● Exercise aim:
Report only how many lines of the records contain the word "JSON".

==== Dataset entries ====

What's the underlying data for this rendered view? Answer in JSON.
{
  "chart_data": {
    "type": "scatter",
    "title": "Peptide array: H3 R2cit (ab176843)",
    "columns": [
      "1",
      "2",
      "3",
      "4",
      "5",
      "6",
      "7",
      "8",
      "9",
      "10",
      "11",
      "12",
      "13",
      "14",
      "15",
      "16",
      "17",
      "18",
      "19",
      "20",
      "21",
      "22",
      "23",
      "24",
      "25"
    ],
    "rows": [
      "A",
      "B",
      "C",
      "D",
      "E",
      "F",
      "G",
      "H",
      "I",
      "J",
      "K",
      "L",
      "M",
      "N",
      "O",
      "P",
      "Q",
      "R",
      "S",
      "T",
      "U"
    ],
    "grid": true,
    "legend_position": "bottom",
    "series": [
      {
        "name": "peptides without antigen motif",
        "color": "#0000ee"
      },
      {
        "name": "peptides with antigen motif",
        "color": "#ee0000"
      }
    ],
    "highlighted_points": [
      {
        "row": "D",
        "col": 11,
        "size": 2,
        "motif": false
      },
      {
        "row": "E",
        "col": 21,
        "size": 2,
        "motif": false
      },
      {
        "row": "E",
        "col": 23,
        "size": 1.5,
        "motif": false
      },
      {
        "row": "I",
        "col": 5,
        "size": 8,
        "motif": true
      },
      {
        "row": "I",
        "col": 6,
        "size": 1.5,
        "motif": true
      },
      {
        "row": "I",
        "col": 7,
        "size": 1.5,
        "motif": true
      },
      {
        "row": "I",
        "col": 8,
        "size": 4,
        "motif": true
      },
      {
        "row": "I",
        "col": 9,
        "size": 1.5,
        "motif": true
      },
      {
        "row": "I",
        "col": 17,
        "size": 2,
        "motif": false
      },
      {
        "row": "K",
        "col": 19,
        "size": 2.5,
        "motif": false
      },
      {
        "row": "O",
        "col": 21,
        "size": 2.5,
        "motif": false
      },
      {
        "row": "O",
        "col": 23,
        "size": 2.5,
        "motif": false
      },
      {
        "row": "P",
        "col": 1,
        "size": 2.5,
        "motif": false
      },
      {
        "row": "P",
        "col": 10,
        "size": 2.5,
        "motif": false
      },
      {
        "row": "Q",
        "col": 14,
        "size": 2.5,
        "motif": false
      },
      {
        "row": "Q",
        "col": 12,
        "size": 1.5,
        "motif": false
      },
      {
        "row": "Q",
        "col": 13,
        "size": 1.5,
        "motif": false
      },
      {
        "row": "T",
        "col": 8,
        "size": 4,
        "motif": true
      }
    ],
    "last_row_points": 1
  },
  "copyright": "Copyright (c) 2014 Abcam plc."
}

====
==== Dataset entries ====

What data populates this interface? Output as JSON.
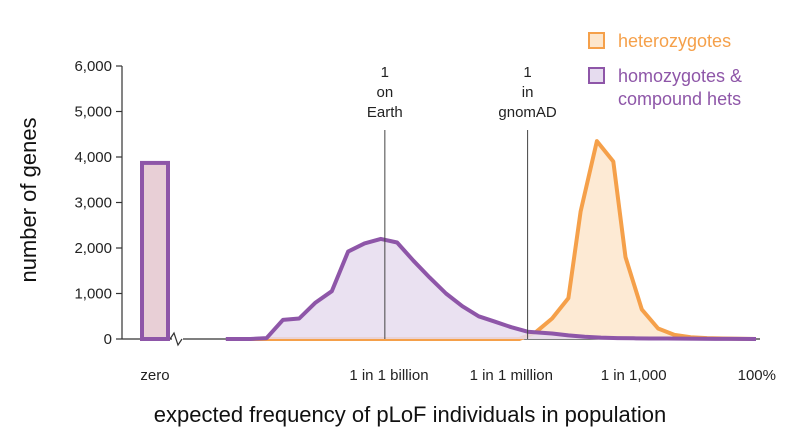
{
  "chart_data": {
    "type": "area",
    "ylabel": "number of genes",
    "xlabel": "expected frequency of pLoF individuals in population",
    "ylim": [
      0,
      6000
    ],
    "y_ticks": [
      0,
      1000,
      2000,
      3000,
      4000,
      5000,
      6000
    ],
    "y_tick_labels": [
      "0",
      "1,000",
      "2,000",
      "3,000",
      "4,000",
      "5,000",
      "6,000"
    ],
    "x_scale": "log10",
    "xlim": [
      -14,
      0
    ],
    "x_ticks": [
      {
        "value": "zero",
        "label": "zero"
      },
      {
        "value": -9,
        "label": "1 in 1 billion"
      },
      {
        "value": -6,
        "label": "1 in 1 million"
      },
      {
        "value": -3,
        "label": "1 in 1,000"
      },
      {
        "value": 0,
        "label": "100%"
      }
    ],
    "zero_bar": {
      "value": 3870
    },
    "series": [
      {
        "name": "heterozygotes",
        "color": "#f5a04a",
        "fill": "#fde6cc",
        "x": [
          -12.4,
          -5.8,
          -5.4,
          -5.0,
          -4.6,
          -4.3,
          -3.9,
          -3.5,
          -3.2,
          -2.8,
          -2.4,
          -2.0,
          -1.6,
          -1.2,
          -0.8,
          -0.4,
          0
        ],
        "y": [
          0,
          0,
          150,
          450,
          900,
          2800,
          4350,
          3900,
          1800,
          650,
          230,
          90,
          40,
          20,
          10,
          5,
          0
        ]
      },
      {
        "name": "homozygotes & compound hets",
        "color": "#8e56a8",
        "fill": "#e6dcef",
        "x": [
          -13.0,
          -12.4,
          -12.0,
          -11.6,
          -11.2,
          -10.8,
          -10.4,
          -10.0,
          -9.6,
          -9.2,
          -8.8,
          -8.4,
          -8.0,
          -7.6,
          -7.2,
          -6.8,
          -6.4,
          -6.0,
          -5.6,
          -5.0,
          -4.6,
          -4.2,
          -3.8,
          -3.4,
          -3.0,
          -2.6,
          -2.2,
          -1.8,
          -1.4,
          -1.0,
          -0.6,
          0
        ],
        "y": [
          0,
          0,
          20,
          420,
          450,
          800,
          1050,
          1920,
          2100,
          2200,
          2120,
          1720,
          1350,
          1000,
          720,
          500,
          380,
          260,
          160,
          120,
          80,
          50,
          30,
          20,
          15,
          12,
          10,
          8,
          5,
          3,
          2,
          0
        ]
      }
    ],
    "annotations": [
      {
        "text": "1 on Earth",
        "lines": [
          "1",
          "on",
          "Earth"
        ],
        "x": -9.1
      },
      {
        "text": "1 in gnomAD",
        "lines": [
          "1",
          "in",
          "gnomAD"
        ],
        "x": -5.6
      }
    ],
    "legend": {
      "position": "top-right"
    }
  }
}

====
==== Dataset entries ====

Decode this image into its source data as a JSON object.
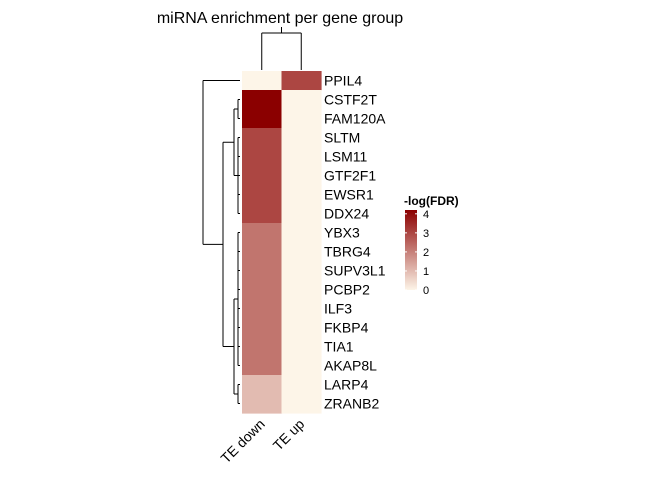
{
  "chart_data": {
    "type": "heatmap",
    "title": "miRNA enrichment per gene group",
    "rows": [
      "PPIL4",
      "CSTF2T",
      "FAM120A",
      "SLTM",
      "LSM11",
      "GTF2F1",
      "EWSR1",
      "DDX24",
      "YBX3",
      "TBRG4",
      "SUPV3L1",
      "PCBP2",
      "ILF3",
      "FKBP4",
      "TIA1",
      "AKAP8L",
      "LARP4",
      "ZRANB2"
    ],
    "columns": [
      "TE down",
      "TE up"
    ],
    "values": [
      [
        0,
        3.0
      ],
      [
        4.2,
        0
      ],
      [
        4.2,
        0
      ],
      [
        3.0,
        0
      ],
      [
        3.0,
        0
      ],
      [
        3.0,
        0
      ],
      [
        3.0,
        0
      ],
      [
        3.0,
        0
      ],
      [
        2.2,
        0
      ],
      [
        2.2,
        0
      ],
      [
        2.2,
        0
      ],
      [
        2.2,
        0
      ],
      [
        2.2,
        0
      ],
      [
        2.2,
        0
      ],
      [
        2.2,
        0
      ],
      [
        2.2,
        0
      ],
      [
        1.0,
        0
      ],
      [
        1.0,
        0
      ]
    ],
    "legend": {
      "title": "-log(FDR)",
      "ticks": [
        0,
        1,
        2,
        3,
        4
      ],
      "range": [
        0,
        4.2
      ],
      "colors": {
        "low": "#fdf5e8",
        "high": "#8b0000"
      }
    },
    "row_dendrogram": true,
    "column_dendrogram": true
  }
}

====

● Result of this exercise:
3